Task requirements - Give back the entire listing verbatim.
──────── Input ────────
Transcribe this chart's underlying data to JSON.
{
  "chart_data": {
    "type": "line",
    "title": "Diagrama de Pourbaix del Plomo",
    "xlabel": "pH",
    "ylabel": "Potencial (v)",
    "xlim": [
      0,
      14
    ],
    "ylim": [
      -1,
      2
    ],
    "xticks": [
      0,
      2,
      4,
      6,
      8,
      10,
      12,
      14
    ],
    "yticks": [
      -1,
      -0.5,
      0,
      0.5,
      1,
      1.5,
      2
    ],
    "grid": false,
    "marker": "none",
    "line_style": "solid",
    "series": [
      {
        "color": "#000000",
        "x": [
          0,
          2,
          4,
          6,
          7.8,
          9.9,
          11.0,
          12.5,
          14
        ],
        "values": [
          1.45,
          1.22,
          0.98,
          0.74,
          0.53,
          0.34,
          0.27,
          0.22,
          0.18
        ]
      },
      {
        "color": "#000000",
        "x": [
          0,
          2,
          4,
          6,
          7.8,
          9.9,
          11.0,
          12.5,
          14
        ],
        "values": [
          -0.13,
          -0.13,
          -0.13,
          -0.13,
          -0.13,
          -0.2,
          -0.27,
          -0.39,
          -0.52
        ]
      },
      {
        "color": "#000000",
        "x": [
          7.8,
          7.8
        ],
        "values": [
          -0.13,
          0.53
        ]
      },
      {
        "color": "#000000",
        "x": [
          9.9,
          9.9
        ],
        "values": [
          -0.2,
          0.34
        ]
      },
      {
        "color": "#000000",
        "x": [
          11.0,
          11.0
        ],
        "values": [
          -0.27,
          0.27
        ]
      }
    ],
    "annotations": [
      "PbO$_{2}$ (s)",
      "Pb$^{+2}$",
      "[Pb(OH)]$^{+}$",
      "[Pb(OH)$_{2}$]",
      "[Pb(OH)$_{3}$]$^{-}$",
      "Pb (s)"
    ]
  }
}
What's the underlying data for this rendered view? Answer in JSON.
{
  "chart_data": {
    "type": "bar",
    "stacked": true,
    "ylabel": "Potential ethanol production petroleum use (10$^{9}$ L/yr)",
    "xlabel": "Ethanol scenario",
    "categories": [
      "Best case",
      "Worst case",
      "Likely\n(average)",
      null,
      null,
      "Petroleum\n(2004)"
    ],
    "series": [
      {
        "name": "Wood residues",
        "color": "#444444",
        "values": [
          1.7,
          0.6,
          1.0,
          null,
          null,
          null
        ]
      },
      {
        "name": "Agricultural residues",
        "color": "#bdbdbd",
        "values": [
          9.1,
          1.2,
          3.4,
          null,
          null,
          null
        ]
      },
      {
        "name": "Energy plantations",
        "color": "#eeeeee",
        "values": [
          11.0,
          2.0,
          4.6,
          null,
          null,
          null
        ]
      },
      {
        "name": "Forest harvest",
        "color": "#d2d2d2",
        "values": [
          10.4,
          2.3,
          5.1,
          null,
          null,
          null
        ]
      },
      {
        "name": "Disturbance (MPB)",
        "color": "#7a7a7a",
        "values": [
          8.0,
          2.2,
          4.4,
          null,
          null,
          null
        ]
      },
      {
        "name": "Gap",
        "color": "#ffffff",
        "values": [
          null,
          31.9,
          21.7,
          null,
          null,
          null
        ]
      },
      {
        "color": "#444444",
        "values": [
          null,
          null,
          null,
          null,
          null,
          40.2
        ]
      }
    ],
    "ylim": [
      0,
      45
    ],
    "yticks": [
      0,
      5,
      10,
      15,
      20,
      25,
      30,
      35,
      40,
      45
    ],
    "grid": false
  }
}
────────
Final result -
Transcribe this chart's underlying data to JSON.
{
  "chart_data": {
    "type": "line",
    "title": "Diagrama de Pourbaix del Plomo",
    "xlabel": "pH",
    "ylabel": "Potencial (v)",
    "xlim": [
      0,
      14
    ],
    "ylim": [
      -1,
      2
    ],
    "xticks": [
      0,
      2,
      4,
      6,
      8,
      10,
      12,
      14
    ],
    "yticks": [
      -1,
      -0.5,
      0,
      0.5,
      1,
      1.5,
      2
    ],
    "grid": false,
    "marker": "none",
    "line_style": "solid",
    "series": [
      {
        "color": "#000000",
        "x": [
          0,
          2,
          4,
          6,
          7.8,
          9.9,
          11.0,
          12.5,
          14
        ],
        "values": [
          1.45,
          1.22,
          0.98,
          0.74,
          0.53,
          0.34,
          0.27,
          0.22,
          0.18
        ]
      },
      {
        "color": "#000000",
        "x": [
          0,
          2,
          4,
          6,
          7.8,
          9.9,
          11.0,
          12.5,
          14
        ],
        "values": [
          -0.13,
          -0.13,
          -0.13,
          -0.13,
          -0.13,
          -0.2,
          -0.27,
          -0.39,
          -0.52
        ]
      },
      {
        "color": "#000000",
        "x": [
          7.8,
          7.8
        ],
        "values": [
          -0.13,
          0.53
        ]
      },
      {
        "color": "#000000",
        "x": [
          9.9,
          9.9
        ],
        "values": [
          -0.2,
          0.34
        ]
      },
      {
        "color": "#000000",
        "x": [
          11.0,
          11.0
        ],
        "values": [
          -0.27,
          0.27
        ]
      }
    ],
    "annotations": [
      "PbO$_{2}$ (s)",
      "Pb$^{+2}$",
      "[Pb(OH)]$^{+}$",
      "[Pb(OH)$_{2}$]",
      "[Pb(OH)$_{3}$]$^{-}$",
      "Pb (s)"
    ]
  }
}
What's the underlying data for this rendered view? Answer in JSON.
{
  "chart_data": {
    "type": "bar",
    "stacked": true,
    "ylabel": "Potential ethanol production petroleum use (10$^{9}$ L/yr)",
    "xlabel": "Ethanol scenario",
    "categories": [
      "Best case",
      "Worst case",
      "Likely\n(average)",
      null,
      null,
      "Petroleum\n(2004)"
    ],
    "series": [
      {
        "name": "Wood residues",
        "color": "#444444",
        "values": [
          1.7,
          0.6,
          1.0,
          null,
          null,
          null
        ]
      },
      {
        "name": "Agricultural residues",
        "color": "#bdbdbd",
        "values": [
          9.1,
          1.2,
          3.4,
          null,
          null,
          null
        ]
      },
      {
        "name": "Energy plantations",
        "color": "#eeeeee",
        "values": [
          11.0,
          2.0,
          4.6,
          null,
          null,
          null
        ]
      },
      {
        "name": "Forest harvest",
        "color": "#d2d2d2",
        "values": [
          10.4,
          2.3,
          5.1,
          null,
          null,
          null
        ]
      },
      {
        "name": "Disturbance (MPB)",
        "color": "#7a7a7a",
        "values": [
          8.0,
          2.2,
          4.4,
          null,
          null,
          null
        ]
      },
      {
        "name": "Gap",
        "color": "#ffffff",
        "values": [
          null,
          31.9,
          21.7,
          null,
          null,
          null
        ]
      },
      {
        "color": "#444444",
        "values": [
          null,
          null,
          null,
          null,
          null,
          40.2
        ]
      }
    ],
    "ylim": [
      0,
      45
    ],
    "yticks": [
      0,
      5,
      10,
      15,
      20,
      25,
      30,
      35,
      40,
      45
    ],
    "grid": false
  }
}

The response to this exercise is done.